— START EXCERPTED RECORDS —
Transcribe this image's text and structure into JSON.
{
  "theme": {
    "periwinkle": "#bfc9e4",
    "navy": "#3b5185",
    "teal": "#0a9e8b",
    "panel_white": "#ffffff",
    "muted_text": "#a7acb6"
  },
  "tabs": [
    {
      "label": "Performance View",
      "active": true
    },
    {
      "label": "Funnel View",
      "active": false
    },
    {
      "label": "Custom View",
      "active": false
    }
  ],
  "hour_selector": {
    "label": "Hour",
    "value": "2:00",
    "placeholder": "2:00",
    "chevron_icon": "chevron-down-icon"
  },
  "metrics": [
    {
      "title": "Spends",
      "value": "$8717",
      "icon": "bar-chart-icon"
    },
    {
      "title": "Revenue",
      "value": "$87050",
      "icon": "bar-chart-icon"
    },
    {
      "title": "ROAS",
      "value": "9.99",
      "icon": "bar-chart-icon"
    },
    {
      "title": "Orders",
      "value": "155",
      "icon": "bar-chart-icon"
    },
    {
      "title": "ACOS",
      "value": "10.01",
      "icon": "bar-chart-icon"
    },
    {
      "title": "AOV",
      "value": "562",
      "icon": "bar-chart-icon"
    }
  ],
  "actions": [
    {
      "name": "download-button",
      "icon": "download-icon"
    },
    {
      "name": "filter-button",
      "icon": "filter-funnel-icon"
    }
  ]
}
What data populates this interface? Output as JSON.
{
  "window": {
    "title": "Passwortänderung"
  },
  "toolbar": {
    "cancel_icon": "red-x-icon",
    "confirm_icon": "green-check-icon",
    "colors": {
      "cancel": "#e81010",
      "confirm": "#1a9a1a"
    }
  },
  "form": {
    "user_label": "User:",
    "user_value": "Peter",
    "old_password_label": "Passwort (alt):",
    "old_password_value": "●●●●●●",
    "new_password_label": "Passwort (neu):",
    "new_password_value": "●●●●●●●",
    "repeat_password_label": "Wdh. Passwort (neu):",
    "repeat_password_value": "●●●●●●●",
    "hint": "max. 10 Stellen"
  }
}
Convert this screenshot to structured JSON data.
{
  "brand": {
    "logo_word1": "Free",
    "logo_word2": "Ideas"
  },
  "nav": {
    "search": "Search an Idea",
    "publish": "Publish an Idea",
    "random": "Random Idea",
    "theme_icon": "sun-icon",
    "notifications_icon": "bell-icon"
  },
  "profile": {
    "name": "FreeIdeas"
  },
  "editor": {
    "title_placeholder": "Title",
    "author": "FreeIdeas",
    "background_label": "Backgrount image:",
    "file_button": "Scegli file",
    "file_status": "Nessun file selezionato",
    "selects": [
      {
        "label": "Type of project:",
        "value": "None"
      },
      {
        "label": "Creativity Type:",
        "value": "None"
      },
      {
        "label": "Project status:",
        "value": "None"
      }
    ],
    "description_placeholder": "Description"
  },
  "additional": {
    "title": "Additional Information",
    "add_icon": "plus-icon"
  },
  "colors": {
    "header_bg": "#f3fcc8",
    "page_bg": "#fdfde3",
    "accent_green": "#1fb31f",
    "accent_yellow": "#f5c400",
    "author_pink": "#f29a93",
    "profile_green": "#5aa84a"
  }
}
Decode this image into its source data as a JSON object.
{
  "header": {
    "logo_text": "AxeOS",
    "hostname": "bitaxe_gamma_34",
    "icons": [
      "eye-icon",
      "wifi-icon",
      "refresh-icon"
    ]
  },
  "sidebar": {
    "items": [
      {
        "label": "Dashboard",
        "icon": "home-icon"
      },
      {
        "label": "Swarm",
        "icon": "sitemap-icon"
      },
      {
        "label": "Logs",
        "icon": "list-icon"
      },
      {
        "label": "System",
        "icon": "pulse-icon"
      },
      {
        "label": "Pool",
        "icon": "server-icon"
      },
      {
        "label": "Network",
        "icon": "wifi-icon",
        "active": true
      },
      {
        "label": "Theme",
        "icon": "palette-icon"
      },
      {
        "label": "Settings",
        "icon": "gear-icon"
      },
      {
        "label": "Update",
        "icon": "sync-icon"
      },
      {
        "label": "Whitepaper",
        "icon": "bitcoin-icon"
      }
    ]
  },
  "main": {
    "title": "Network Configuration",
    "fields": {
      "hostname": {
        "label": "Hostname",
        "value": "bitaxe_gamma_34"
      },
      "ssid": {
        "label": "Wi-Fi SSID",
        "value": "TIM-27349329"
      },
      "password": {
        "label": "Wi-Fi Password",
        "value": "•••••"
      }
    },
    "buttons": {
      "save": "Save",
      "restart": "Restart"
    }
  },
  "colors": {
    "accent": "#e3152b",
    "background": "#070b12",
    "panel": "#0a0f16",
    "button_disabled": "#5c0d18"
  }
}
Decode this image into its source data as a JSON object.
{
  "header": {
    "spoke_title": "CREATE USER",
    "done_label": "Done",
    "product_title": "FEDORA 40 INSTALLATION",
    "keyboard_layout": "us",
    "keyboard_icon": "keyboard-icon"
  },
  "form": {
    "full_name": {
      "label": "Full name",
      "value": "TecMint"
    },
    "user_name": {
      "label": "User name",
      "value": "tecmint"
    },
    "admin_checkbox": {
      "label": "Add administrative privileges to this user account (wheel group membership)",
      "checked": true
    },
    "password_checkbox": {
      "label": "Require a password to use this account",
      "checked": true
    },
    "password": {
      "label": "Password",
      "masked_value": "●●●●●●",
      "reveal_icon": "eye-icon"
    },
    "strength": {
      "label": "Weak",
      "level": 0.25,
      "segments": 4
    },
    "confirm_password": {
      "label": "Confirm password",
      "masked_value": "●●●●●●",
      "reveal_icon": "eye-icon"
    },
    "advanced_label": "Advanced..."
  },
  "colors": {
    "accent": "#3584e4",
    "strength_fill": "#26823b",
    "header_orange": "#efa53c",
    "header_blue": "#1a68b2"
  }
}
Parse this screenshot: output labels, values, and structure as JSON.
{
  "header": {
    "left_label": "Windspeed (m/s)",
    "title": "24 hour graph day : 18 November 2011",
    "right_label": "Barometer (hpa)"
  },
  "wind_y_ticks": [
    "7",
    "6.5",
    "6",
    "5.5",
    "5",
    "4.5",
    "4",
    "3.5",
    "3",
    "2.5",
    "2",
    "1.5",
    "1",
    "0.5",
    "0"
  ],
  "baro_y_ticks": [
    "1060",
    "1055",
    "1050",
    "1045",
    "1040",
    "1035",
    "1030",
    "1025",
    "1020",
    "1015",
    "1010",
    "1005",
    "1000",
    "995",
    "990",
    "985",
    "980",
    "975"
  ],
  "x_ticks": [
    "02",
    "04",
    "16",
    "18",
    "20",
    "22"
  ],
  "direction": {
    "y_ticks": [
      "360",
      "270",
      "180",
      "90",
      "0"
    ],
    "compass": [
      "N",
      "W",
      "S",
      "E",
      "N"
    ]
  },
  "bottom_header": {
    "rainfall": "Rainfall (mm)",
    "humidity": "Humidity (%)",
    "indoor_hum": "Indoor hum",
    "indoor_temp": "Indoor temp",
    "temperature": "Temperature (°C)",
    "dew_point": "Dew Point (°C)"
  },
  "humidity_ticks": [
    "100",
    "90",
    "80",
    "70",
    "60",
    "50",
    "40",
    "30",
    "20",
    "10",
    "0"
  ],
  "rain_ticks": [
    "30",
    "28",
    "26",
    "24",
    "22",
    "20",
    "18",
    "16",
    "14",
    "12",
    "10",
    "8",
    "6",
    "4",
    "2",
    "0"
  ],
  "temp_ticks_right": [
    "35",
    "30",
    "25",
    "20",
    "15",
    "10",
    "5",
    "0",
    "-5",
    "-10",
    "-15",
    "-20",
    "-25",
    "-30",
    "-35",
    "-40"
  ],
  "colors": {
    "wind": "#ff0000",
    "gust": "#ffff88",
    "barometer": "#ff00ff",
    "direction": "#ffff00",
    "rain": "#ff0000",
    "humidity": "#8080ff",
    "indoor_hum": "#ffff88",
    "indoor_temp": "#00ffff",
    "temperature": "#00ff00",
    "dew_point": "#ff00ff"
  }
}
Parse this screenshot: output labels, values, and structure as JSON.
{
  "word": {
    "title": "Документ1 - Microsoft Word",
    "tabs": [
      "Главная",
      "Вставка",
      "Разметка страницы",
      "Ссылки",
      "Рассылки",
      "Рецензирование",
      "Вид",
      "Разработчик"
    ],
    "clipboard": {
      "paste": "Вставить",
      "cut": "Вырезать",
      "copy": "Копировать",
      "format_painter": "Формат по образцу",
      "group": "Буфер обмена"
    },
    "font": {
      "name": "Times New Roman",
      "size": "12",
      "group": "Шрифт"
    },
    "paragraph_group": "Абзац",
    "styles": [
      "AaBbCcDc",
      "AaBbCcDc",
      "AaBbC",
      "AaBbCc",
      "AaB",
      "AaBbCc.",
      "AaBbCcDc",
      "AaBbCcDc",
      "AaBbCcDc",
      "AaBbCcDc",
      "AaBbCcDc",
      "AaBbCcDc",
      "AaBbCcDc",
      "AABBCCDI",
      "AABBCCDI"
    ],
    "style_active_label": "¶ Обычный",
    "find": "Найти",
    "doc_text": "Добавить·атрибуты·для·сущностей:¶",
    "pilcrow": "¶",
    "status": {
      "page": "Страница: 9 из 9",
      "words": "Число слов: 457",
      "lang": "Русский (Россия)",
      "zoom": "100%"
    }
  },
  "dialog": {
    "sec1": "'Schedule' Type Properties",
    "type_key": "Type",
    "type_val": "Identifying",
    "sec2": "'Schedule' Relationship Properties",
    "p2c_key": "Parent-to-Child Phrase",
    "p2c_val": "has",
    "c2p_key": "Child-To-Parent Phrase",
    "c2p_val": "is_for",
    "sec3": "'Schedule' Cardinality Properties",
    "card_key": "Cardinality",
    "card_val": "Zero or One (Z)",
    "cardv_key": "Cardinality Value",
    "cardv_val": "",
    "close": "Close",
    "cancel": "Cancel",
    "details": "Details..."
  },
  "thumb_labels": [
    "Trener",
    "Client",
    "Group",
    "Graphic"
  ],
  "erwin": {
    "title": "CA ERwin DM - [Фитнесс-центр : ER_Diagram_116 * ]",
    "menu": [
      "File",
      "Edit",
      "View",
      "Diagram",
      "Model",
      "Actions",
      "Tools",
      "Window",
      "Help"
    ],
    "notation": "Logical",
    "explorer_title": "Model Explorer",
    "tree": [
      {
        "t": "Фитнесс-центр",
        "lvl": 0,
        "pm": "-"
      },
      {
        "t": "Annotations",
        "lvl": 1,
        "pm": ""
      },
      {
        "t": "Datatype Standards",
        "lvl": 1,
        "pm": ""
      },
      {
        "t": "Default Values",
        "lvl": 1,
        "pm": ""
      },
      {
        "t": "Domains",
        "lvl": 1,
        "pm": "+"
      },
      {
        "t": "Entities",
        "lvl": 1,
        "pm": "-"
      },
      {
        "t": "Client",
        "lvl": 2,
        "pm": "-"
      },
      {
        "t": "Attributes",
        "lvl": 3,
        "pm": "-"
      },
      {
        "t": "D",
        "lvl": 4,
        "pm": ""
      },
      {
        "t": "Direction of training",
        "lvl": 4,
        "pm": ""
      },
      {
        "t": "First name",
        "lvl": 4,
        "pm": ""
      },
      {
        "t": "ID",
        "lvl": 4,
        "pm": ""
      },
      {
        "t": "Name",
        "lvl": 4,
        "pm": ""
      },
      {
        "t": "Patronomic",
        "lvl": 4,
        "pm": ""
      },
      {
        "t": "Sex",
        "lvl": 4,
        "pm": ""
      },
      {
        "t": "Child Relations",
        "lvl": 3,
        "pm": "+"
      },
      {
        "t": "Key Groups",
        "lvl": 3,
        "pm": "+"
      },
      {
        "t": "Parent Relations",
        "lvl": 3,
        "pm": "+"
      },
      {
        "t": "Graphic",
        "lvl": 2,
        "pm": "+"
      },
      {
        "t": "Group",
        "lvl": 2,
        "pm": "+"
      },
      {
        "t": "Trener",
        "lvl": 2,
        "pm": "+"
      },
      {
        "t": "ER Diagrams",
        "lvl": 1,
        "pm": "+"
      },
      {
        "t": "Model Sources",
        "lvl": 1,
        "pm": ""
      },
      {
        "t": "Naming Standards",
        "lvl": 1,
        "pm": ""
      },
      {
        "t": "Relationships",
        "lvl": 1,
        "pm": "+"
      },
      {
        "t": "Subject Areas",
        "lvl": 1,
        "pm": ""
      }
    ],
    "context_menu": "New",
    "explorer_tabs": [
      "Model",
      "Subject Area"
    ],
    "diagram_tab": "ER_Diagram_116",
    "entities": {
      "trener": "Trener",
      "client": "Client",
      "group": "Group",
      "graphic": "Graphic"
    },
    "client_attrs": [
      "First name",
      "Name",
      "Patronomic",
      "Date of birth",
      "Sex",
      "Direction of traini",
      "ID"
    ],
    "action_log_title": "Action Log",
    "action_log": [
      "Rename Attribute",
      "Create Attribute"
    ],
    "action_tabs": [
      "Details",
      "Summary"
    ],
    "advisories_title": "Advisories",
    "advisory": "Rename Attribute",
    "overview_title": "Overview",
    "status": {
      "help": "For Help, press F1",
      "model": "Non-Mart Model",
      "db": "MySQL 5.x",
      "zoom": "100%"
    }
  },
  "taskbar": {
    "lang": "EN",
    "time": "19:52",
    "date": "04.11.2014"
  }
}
— END EXCERPTED RECORDS —
TASK TO COMPLETE: Using the listing above, show each line holding the string "true".

RESPONSE:
      "active": true
        "active": true
      "checked": true
      "checked": true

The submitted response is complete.